■ GIVEN TASK:
Write out all records as given; omit images.

■ RECORDS SHOWN:
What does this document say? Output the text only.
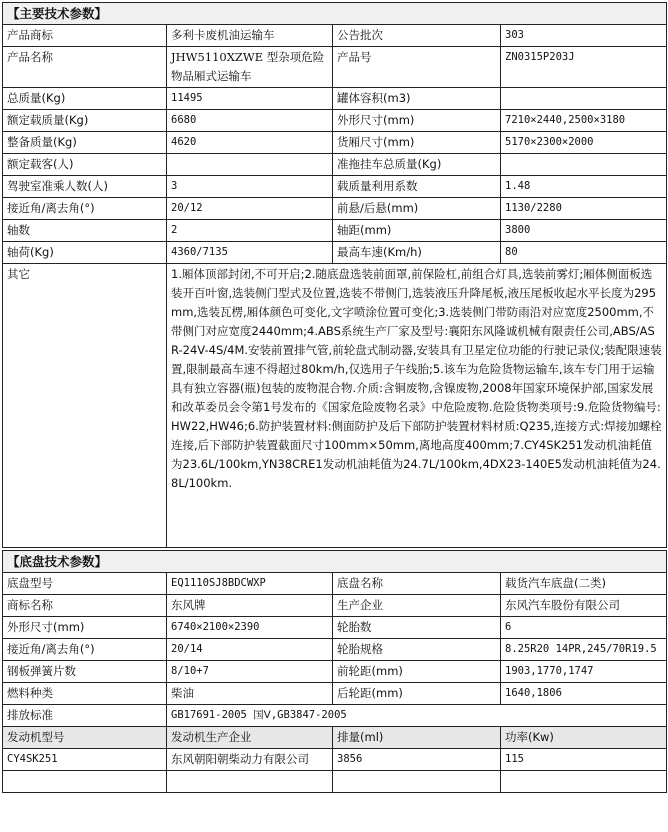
【主要技术参数】			
产品商标	多利卡废机油运输车	公告批次	303
产品名称	JHW5110XZWE 型杂项危险物品厢式运输车	产品号	ZN0315P203J
总质量(Kg)	11495	罐体容积(m3)	
额定载质量(Kg)	6680	外形尺寸(mm)	7210×2440,2500×3180
整备质量(Kg)	4620	货厢尺寸(mm)	5170×2300×2000
额定载客(人)		准拖挂车总质量(Kg)	
驾驶室准乘人数(人)	3	载质量利用系数	1.48
接近角/离去角(°)	20/12	前悬/后悬(mm)	1130/2280
轴数	2	轴距(mm)	3800
轴荷(Kg)	4360/7135	最高车速(Km/h)	80
其它	1.厢体顶部封闭,不可开启;2.随底盘选装前面罩,前保险杠,前组合灯具,选装前雾灯;厢体侧面板选装开百叶窗,选装侧门型式及位置,选装不带侧门,选装液压升降尾板,液压尾板收起水平长度为295mm,选装瓦楞,厢体颜色可变化,文字喷涂位置可变化;3.选装侧门带防雨沿对应宽度2500mm,不带侧门对应宽度2440mm;4.ABS系统生产厂家及型号:襄阳东风隆诚机械有限责任公司,ABS/ASR-24V-4S/4M.安装前置排气管,前轮盘式制动器,安装具有卫星定位功能的行驶记录仪;装配限速装置,限制最高车速不得超过80km/h,仅选用子午线胎;5.该车为危险货物运输车,该车专门用于运输具有独立容器(瓶)包装的废物混合物.介质:含铜废物,含镍废物,2008年国家环境保护部,国家发展和改革委员会令第1号发布的《国家危险废物名录》中危险废物.危险货物类项号:9.危险货物编号:HW22,HW46;6.防护装置材料:侧面防护及后下部防护装置材料材质:Q235,连接方式:焊接加螺栓连接,后下部防护装置截面尺寸100mm×50mm,离地高度400mm;7.CY4SK251发动机油耗值为23.6L/100km,YN38CRE1发动机油耗值为24.7L/100km,4DX23-140E5发动机油耗值为24.8L/100km.		
【底盘技术参数】			
底盘型号	EQ1110SJ8BDCWXP	底盘名称	载货汽车底盘(二类)
商标名称	东风牌	生产企业	东风汽车股份有限公司
外形尺寸(mm)	6740×2100×2390	轮胎数	6
接近角/离去角(°)	20/14	轮胎规格	8.25R20 14PR,245/70R19.5
钢板弹簧片数	8/10+7	前轮距(mm)	1903,1770,1747
燃料种类	柴油	后轮距(mm)	1640,1806
排放标准	GB17691-2005 国Ⅴ,GB3847-2005		
发动机型号	发动机生产企业	排量(ml)	功率(Kw)
CY4SK251	东风朝阳朝柴动力有限公司	3856	115
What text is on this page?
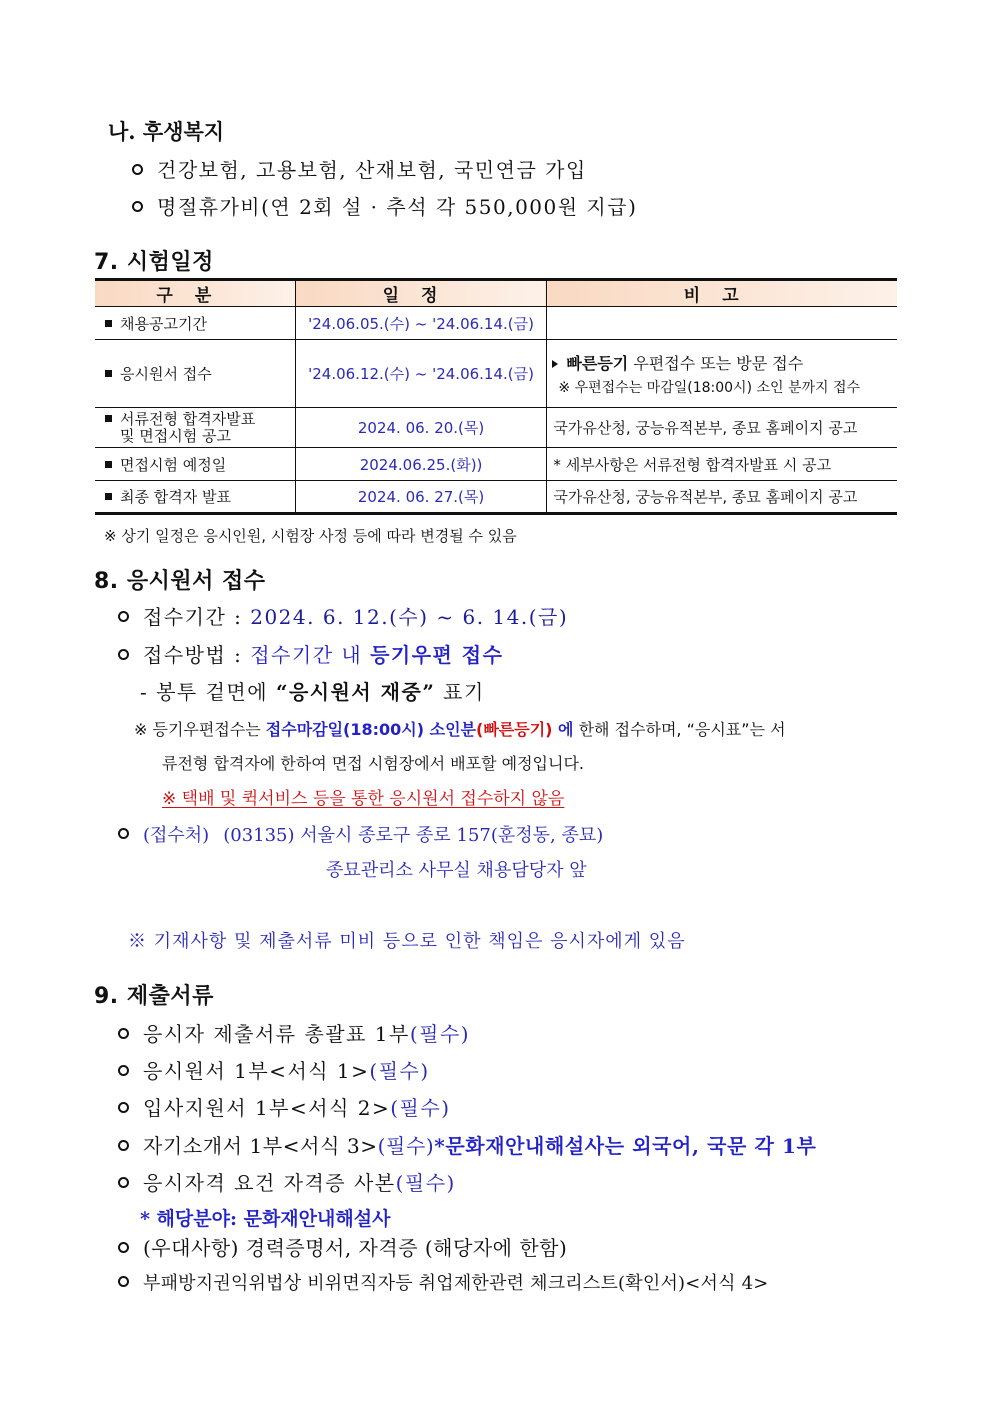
나. 후생복지
건강보험, 고용보험, 산재보험, 국민연금 가입
명절휴가비(연 2회 설 · 추석 각 550,000원 지급)
7. 시험일정
구분	일정	비고
채용공고기간	'24.06.05.(수) ~ '24.06.14.(금)	
응시원서 접수	'24.06.12.(수) ~ '24.06.14.(금)	빠른등기 우편접수 또는 방문 접수
※ 우편접수는 마감일(18:00시) 소인 분까지 접수

서류전형 합격자발표
및 면접시험 공고	2024. 06. 20.(목)	국가유산청, 궁능유적본부, 종묘 홈페이지 공고
면접시험 예정일	2024.06.25.(화))	* 세부사항은 서류전형 합격자발표 시 공고
최종 합격자 발표	2024. 06. 27.(목)	국가유산청, 궁능유적본부, 종묘 홈페이지 공고
※ 상기 일정은 응시인원, 시험장 사정 등에 따라 변경될 수 있음
8. 응시원서 접수
접수기간 : 2024. 6. 12.(수) ~ 6. 14.(금)
접수방법 : 접수기간 내 등기우편 접수
- 봉투 겉면에 “응시원서 재중” 표기
※ 등기우편접수는 접수마감일(18:00시) 소인분(빠른등기) 에 한해 접수하며, “응시표”는 서
류전형 합격자에 한하여 면접 시험장에서 배포할 예정입니다.
※ 택배 및 퀵서비스 등을 통한 응시원서 접수하지 않음
(접수처) (03135) 서울시 종로구 종로 157(훈정동, 종묘)
종묘관리소 사무실 채용담당자 앞
※ 기재사항 및 제출서류 미비 등으로 인한 책임은 응시자에게 있음
9. 제출서류
응시자 제출서류 총괄표 1부(필수)
응시원서 1부<서식 1>(필수)
입사지원서 1부<서식 2>(필수)
자기소개서 1부<서식 3>(필수)*문화재안내해설사는 외국어, 국문 각 1부
응시자격 요건 자격증 사본(필수)
* 해당분야: 문화재안내해설사
(우대사항) 경력증명서, 자격증 (해당자에 한함)
부패방지권익위법상 비위면직자등 취업제한관련 체크리스트(확인서)<서식 4>
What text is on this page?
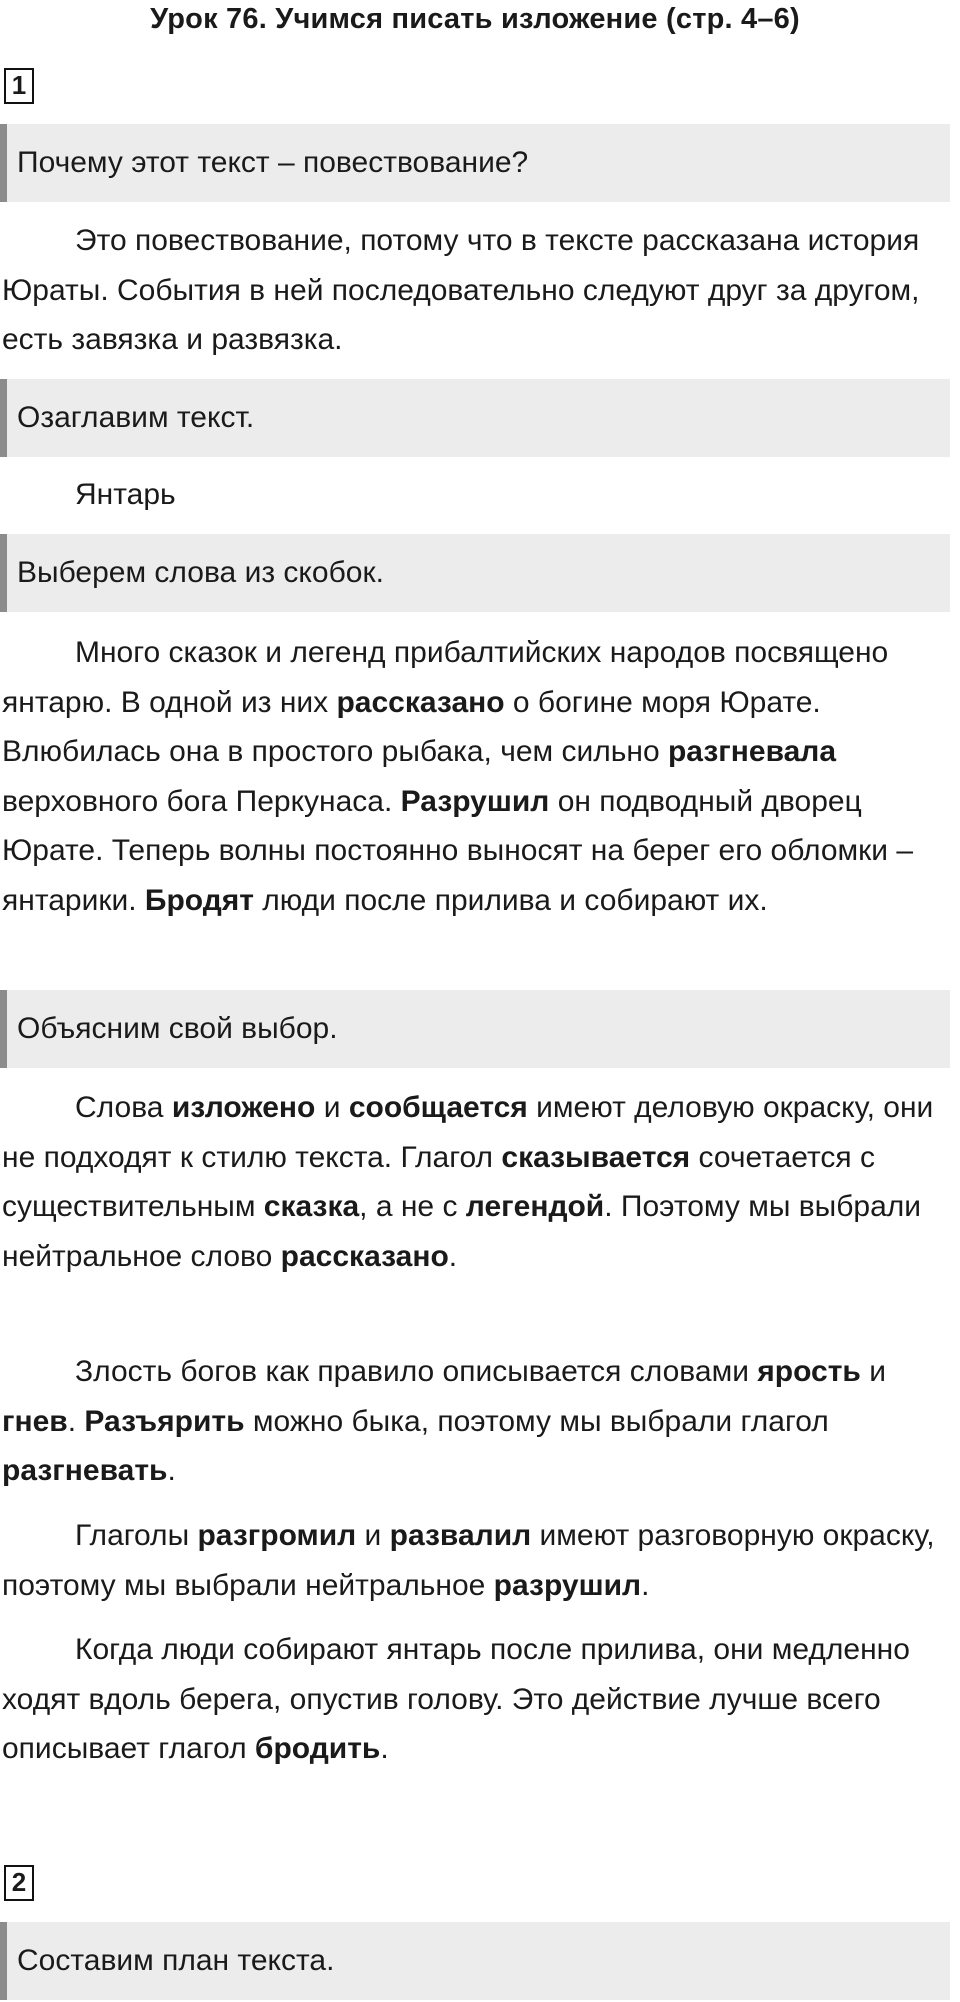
Урок 76. Учимся писать изложение (стр. 4–6)
1
Почему этот текст – повествование?

Это повествование, потому что в тексте рассказана история Юраты. События в ней последовательно следуют друг за другом, есть завязка и развязка.

Озаглавим текст.

Янтарь

Выберем слова из скобок.

Много сказок и легенд прибалтийских народов посвящено янтарю. В одной из них рассказано о богине моря Юрате. Влюбилась она в простого рыбака, чем сильно разгневала верховного бога Перкунаса. Разрушил он подводный дворец Юрате. Теперь волны постоянно выносят на берег его обломки – янтарики. Бродят люди после прилива и собирают их.

Объясним свой выбор.

Слова изложено и сообщается имеют деловую окраску, они не подходят к стилю текста. Глагол сказывается сочетается с существительным сказка, а не с легендой. Поэтому мы выбрали нейтральное слово рассказано.

Злость богов как правило описывается словами ярость и гнев. Разъярить можно быка, поэтому мы выбрали глагол разгневать.

Глаголы разгромил и развалил имеют разговорную окраску, поэтому мы выбрали нейтральное разрушил.

Когда люди собирают янтарь после прилива, они медленно ходят вдоль берега, опустив голову. Это действие лучше всего описывает глагол бродить.

2
Составим план текста.
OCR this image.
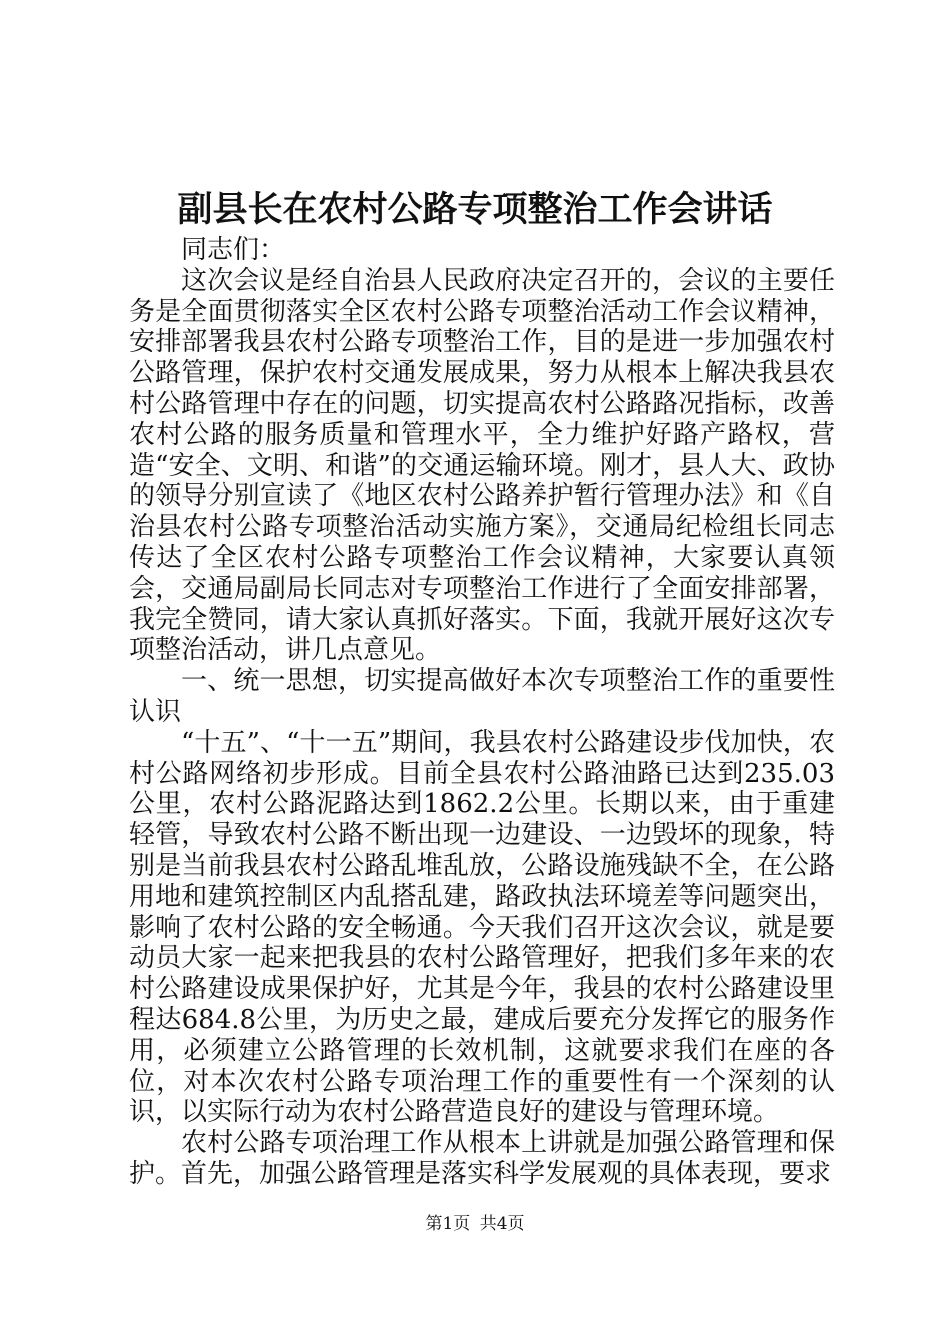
副县长在农村公路专项整治工作会讲话

同志们：

这次会议是经自治县人民政府决定召开的，会议的主要任务是全面贯彻落实全区农村公路专项整治活动工作会议精神，安排部署我县农村公路专项整治工作，目的是进一步加强农村公路管理，保护农村交通发展成果，努力从根本上解决我县农村公路管理中存在的问题，切实提高农村公路路况指标，改善农村公路的服务质量和管理水平，全力维护好路产路权，营造“安全、文明、和谐”的交通运输环境。刚才，县人大、政协的领导分别宣读了《地区农村公路养护暂行管理办法》和《自治县农村公路专项整治活动实施方案》，交通局纪检组长同志传达了全区农村公路专项整治工作会议精神，大家要认真领会，交通局副局长同志对专项整治工作进行了全面安排部署，我完全赞同，请大家认真抓好落实。下面，我就开展好这次专项整治活动，讲几点意见。

一、统一思想，切实提高做好本次专项整治工作的重要性认识

“十五”、“十一五”期间，我县农村公路建设步伐加快，农村公路网络初步形成。目前全县农村公路油路已达到235.03公里，农村公路泥路达到1862.2公里。长期以来，由于重建轻管，导致农村公路不断出现一边建设、一边毁坏的现象，特别是当前我县农村公路乱堆乱放，公路设施残缺不全，在公路用地和建筑控制区内乱搭乱建，路政执法环境差等问题突出，影响了农村公路的安全畅通。今天我们召开这次会议，就是要动员大家一起来把我县的农村公路管理好，把我们多年来的农村公路建设成果保护好，尤其是今年，我县的农村公路建设里程达684.8公里，为历史之最，建成后要充分发挥它的服务作用，必须建立公路管理的长效机制，这就要求我们在座的各位，对本次农村公路专项治理工作的重要性有一个深刻的认识，以实际行动为农村公路营造良好的建设与管理环境。

农村公路专项治理工作从根本上讲就是加强公路管理和保护。首先，加强公路管理是落实科学发展观的具体表现，要求

第1页 共4页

■ EXPECTED ANSWER:
What does this document say? Output the text only.
【主要技术参数】			
产品商标	多利卡废机油运输车	公告批次	303
产品名称	JHW5110XZWE 型杂项危险物品厢式运输车	产品号	ZN0315P203J
总质量(Kg)	11495	罐体容积(m3)	
额定载质量(Kg)	6680	外形尺寸(mm)	7210×2440,2500×3180
整备质量(Kg)	4620	货厢尺寸(mm)	5170×2300×2000
额定载客(人)		准拖挂车总质量(Kg)	
驾驶室准乘人数(人)	3	载质量利用系数	1.48
接近角/离去角(°)	20/12	前悬/后悬(mm)	1130/2280
轴数	2	轴距(mm)	3800
轴荷(Kg)	4360/7135	最高车速(Km/h)	80
其它	1.厢体顶部封闭,不可开启;2.随底盘选装前面罩,前保险杠,前组合灯具,选装前雾灯;厢体侧面板选装开百叶窗,选装侧门型式及位置,选装不带侧门,选装液压升降尾板,液压尾板收起水平长度为295mm,选装瓦楞,厢体颜色可变化,文字喷涂位置可变化;3.选装侧门带防雨沿对应宽度2500mm,不带侧门对应宽度2440mm;4.ABS系统生产厂家及型号:襄阳东风隆诚机械有限责任公司,ABS/ASR-24V-4S/4M.安装前置排气管,前轮盘式制动器,安装具有卫星定位功能的行驶记录仪;装配限速装置,限制最高车速不得超过80km/h,仅选用子午线胎;5.该车为危险货物运输车,该车专门用于运输具有独立容器(瓶)包装的废物混合物.介质:含铜废物,含镍废物,2008年国家环境保护部,国家发展和改革委员会令第1号发布的《国家危险废物名录》中危险废物.危险货物类项号:9.危险货物编号:HW22,HW46;6.防护装置材料:侧面防护及后下部防护装置材料材质:Q235,连接方式:焊接加螺栓连接,后下部防护装置截面尺寸100mm×50mm,离地高度400mm;7.CY4SK251发动机油耗值为23.6L/100km,YN38CRE1发动机油耗值为24.7L/100km,4DX23-140E5发动机油耗值为24.8L/100km.		
【底盘技术参数】			
底盘型号	EQ1110SJ8BDCWXP	底盘名称	载货汽车底盘(二类)
商标名称	东风牌	生产企业	东风汽车股份有限公司
外形尺寸(mm)	6740×2100×2390	轮胎数	6
接近角/离去角(°)	20/14	轮胎规格	8.25R20 14PR,245/70R19.5
钢板弹簧片数	8/10+7	前轮距(mm)	1903,1770,1747
燃料种类	柴油	后轮距(mm)	1640,1806
排放标准	GB17691-2005 国Ⅴ,GB3847-2005		
发动机型号	发动机生产企业	排量(ml)	功率(Kw)
CY4SK251	东风朝阳朝柴动力有限公司	3856	115
What text is on this page?
나. 후생복지
건강보험, 고용보험, 산재보험, 국민연금 가입
명절휴가비(연 2회 설 · 추석 각 550,000원 지급)
7. 시험일정
구분	일정	비고
채용공고기간	'24.06.05.(수) ~ '24.06.14.(금)	
응시원서 접수	'24.06.12.(수) ~ '24.06.14.(금)	빠른등기 우편접수 또는 방문 접수
※ 우편접수는 마감일(18:00시) 소인 분까지 접수

서류전형 합격자발표
및 면접시험 공고	2024. 06. 20.(목)	국가유산청, 궁능유적본부, 종묘 홈페이지 공고
면접시험 예정일	2024.06.25.(화))	* 세부사항은 서류전형 합격자발표 시 공고
최종 합격자 발표	2024. 06. 27.(목)	국가유산청, 궁능유적본부, 종묘 홈페이지 공고
※ 상기 일정은 응시인원, 시험장 사정 등에 따라 변경될 수 있음
8. 응시원서 접수
접수기간 : 2024. 6. 12.(수) ~ 6. 14.(금)
접수방법 : 접수기간 내 등기우편 접수
- 봉투 겉면에 “응시원서 재중” 표기
※ 등기우편접수는 접수마감일(18:00시) 소인분(빠른등기) 에 한해 접수하며, “응시표”는 서
류전형 합격자에 한하여 면접 시험장에서 배포할 예정입니다.
※ 택배 및 퀵서비스 등을 통한 응시원서 접수하지 않음
(접수처) (03135) 서울시 종로구 종로 157(훈정동, 종묘)
종묘관리소 사무실 채용담당자 앞
※ 기재사항 및 제출서류 미비 등으로 인한 책임은 응시자에게 있음
9. 제출서류
응시자 제출서류 총괄표 1부(필수)
응시원서 1부<서식 1>(필수)
입사지원서 1부<서식 2>(필수)
자기소개서 1부<서식 3>(필수)*문화재안내해설사는 외국어, 국문 각 1부
응시자격 요건 자격증 사본(필수)
* 해당분야: 문화재안내해설사
(우대사항) 경력증명서, 자격증 (해당자에 한함)
부패방지권익위법상 비위면직자등 취업제한관련 체크리스트(확인서)<서식 4>
What text is on this page?
Урок 76. Учимся писать изложение (стр. 4–6)
1
Почему этот текст – повествование?

Это повествование, потому что в тексте рассказана история Юраты. События в ней последовательно следуют друг за другом, есть завязка и развязка.

Озаглавим текст.

Янтарь

Выберем слова из скобок.

Много сказок и легенд прибалтийских народов посвящено янтарю. В одной из них рассказано о богине моря Юрате. Влюбилась она в простого рыбака, чем сильно разгневала верховного бога Перкунаса. Разрушил он подводный дворец Юрате. Теперь волны постоянно выносят на берег его обломки – янтарики. Бродят люди после прилива и собирают их.

Объясним свой выбор.

Слова изложено и сообщается имеют деловую окраску, они не подходят к стилю текста. Глагол сказывается сочетается с существительным сказка, а не с легендой. Поэтому мы выбрали нейтральное слово рассказано.

Злость богов как правило описывается словами ярость и гнев. Разъярить можно быка, поэтому мы выбрали глагол разгневать.

Глаголы разгромил и развалил имеют разговорную окраску, поэтому мы выбрали нейтральное разрушил.

Когда люди собирают янтарь после прилива, они медленно ходят вдоль берега, опустив голову. Это действие лучше всего описывает глагол бродить.

2
Составим план текста.
OCR this image.
副县长在农村公路专项整治工作会讲话

同志们：

这次会议是经自治县人民政府决定召开的，会议的主要任务是全面贯彻落实全区农村公路专项整治活动工作会议精神，安排部署我县农村公路专项整治工作，目的是进一步加强农村公路管理，保护农村交通发展成果，努力从根本上解决我县农村公路管理中存在的问题，切实提高农村公路路况指标，改善农村公路的服务质量和管理水平，全力维护好路产路权，营造“安全、文明、和谐”的交通运输环境。刚才，县人大、政协的领导分别宣读了《地区农村公路养护暂行管理办法》和《自治县农村公路专项整治活动实施方案》，交通局纪检组长同志传达了全区农村公路专项整治工作会议精神，大家要认真领会，交通局副局长同志对专项整治工作进行了全面安排部署，我完全赞同，请大家认真抓好落实。下面，我就开展好这次专项整治活动，讲几点意见。

一、统一思想，切实提高做好本次专项整治工作的重要性认识

“十五”、“十一五”期间，我县农村公路建设步伐加快，农村公路网络初步形成。目前全县农村公路油路已达到235.03公里，农村公路泥路达到1862.2公里。长期以来，由于重建轻管，导致农村公路不断出现一边建设、一边毁坏的现象，特别是当前我县农村公路乱堆乱放，公路设施残缺不全，在公路用地和建筑控制区内乱搭乱建，路政执法环境差等问题突出，影响了农村公路的安全畅通。今天我们召开这次会议，就是要动员大家一起来把我县的农村公路管理好，把我们多年来的农村公路建设成果保护好，尤其是今年，我县的农村公路建设里程达684.8公里，为历史之最，建成后要充分发挥它的服务作用，必须建立公路管理的长效机制，这就要求我们在座的各位，对本次农村公路专项治理工作的重要性有一个深刻的认识，以实际行动为农村公路营造良好的建设与管理环境。

农村公路专项治理工作从根本上讲就是加强公路管理和保护。首先，加强公路管理是落实科学发展观的具体表现，要求

第1页 共4页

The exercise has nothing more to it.